### [AIM OF THE EXERCISE]
Select every line below containing the word "JSON".

* BEGIN DATA SUPPLIED *

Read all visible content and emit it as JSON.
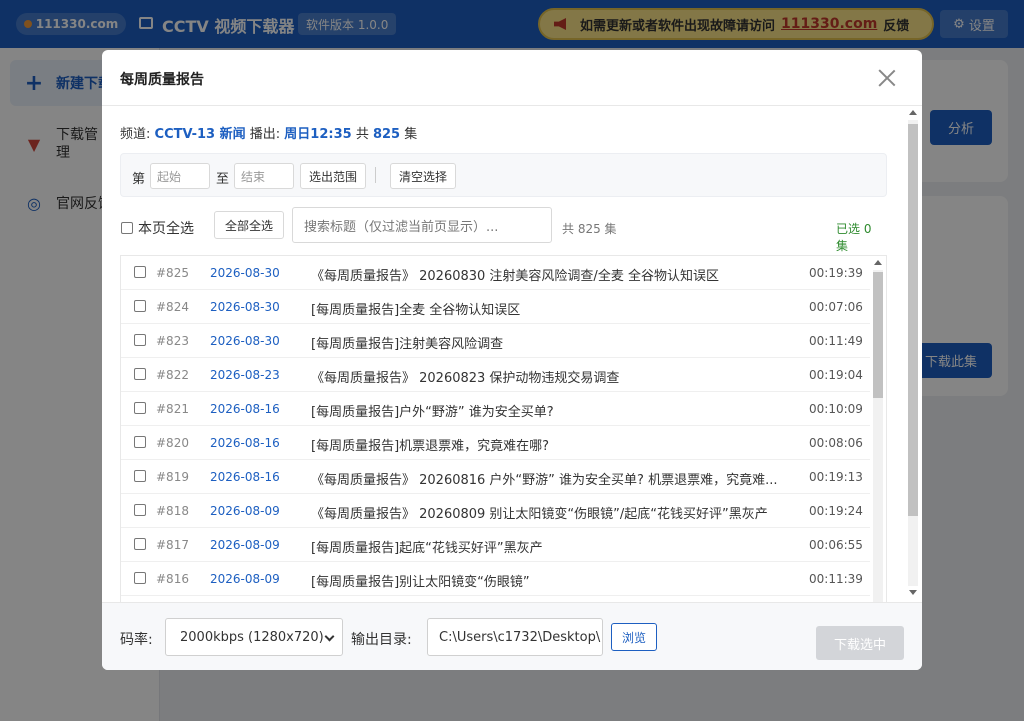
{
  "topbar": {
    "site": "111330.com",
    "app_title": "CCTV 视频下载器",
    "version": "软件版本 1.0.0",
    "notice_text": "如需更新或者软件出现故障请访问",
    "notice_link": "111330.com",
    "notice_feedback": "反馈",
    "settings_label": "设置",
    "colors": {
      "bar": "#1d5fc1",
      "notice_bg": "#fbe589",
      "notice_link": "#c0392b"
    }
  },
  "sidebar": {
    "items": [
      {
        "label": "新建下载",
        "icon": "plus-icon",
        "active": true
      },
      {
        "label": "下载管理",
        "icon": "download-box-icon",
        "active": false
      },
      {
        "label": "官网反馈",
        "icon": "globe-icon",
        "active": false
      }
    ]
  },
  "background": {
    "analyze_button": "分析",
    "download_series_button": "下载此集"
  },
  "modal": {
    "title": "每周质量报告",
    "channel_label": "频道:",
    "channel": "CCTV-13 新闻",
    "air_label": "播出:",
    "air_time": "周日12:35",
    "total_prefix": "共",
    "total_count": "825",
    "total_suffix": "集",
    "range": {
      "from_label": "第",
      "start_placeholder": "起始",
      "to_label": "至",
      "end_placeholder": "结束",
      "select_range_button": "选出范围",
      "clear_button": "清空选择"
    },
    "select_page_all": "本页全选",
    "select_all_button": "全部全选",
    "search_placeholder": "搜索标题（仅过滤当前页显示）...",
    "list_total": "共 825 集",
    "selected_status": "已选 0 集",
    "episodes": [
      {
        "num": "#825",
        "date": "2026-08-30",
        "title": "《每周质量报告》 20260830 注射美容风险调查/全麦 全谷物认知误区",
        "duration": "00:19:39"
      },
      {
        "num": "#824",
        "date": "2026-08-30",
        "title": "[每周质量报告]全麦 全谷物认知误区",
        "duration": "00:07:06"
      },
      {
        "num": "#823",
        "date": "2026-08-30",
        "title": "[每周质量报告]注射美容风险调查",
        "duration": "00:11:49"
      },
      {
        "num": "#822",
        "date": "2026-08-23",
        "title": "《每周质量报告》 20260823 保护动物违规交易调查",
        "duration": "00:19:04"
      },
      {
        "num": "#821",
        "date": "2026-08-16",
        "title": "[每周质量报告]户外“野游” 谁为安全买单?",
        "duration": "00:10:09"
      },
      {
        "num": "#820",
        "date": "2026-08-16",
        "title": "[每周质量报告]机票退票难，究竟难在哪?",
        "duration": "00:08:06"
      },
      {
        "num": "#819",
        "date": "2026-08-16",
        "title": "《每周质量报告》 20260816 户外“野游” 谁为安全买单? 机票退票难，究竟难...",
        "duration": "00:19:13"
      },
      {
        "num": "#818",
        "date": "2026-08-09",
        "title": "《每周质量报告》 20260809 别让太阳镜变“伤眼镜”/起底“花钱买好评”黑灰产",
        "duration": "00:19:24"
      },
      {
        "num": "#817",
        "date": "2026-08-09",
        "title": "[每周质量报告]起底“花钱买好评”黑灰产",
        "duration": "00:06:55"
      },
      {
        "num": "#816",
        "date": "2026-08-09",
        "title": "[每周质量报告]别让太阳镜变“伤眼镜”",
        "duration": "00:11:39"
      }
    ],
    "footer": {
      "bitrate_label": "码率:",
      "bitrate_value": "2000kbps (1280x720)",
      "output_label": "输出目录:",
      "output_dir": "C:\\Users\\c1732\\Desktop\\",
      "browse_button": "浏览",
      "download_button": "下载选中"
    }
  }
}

* END DATA SUPPLIED *
* BEGIN DATA SUPPLIED *

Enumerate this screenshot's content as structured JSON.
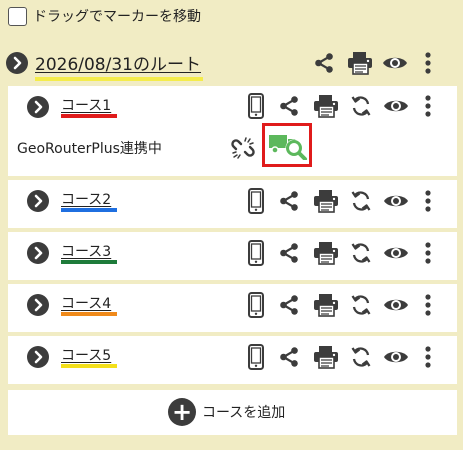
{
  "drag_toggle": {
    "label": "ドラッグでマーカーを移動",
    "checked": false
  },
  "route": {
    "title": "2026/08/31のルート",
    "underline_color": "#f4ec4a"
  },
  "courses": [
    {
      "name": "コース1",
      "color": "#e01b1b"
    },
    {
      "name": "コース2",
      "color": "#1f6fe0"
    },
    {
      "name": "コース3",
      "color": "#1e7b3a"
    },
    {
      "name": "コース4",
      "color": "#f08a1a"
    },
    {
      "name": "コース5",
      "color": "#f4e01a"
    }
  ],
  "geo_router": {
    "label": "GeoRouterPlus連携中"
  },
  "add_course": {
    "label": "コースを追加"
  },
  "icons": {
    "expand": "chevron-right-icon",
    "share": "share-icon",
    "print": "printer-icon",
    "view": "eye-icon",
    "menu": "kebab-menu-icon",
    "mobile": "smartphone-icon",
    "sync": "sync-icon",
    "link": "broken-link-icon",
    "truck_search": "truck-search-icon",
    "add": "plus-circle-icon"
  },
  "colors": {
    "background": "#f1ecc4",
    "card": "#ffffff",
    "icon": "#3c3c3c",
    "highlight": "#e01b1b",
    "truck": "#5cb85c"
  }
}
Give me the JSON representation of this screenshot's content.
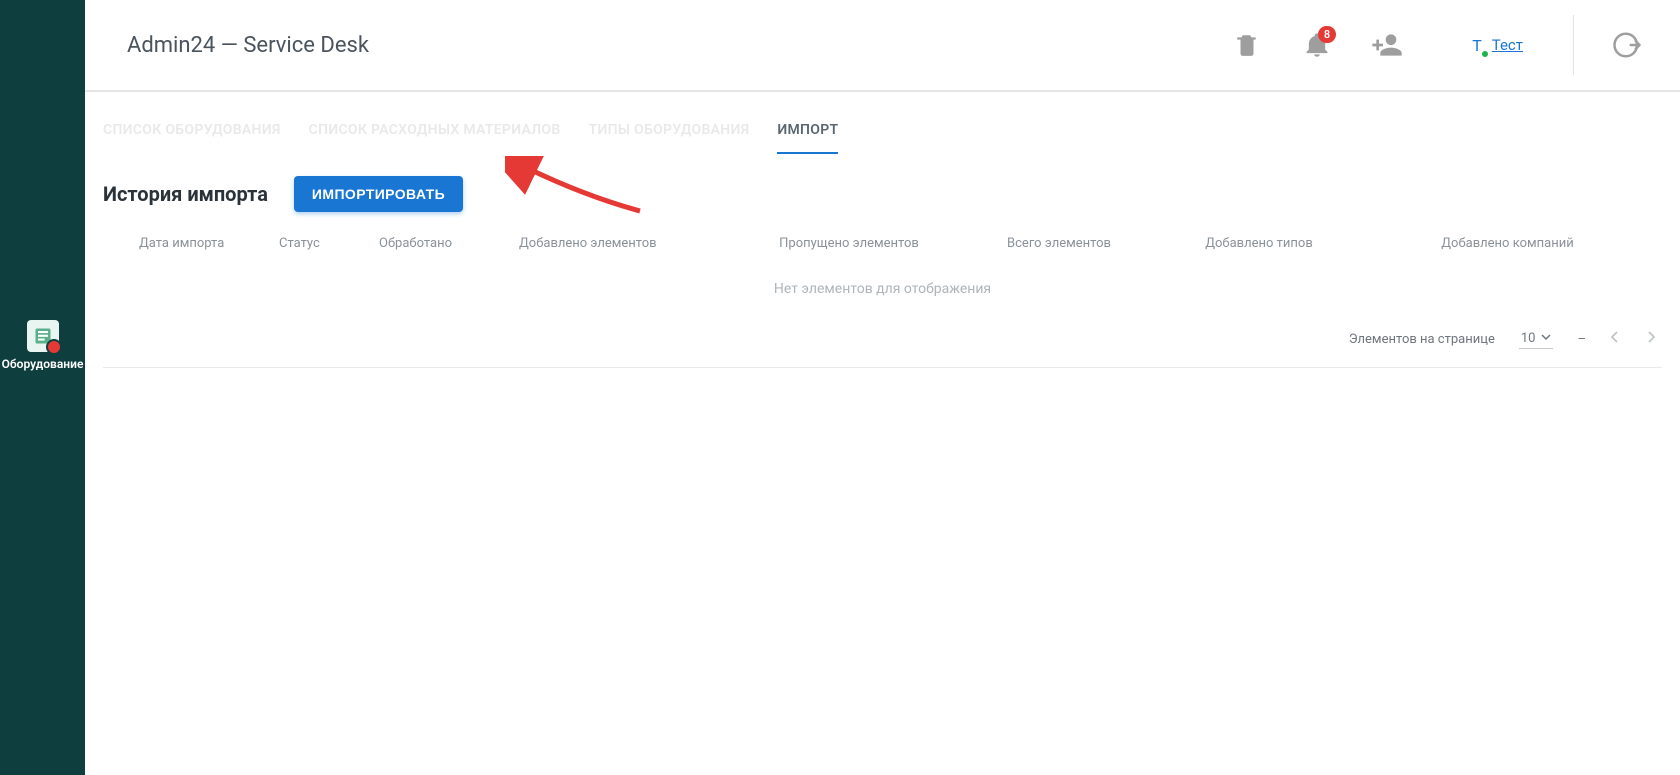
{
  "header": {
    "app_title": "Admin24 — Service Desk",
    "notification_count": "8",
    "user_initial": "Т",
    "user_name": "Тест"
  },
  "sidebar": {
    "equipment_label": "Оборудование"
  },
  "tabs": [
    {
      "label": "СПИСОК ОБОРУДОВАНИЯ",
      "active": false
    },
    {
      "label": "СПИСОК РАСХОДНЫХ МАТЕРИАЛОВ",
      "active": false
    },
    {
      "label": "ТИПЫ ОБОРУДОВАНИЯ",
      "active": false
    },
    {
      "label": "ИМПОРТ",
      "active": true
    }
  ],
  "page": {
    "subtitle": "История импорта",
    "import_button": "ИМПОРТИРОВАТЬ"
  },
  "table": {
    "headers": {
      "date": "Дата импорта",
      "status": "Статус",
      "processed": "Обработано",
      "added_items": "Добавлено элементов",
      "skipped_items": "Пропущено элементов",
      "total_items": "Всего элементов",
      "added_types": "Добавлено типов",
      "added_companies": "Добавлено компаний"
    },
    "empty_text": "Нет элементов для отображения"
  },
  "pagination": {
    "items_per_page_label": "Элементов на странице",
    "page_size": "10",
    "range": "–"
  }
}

* END DATA SUPPLIED *

### [ANSWER TO THIS TASK]
Read all visible content and emit it as JSON.
Enumerate this screenshot's content as structured JSON.
Give me the JSON representation of this screenshot's content.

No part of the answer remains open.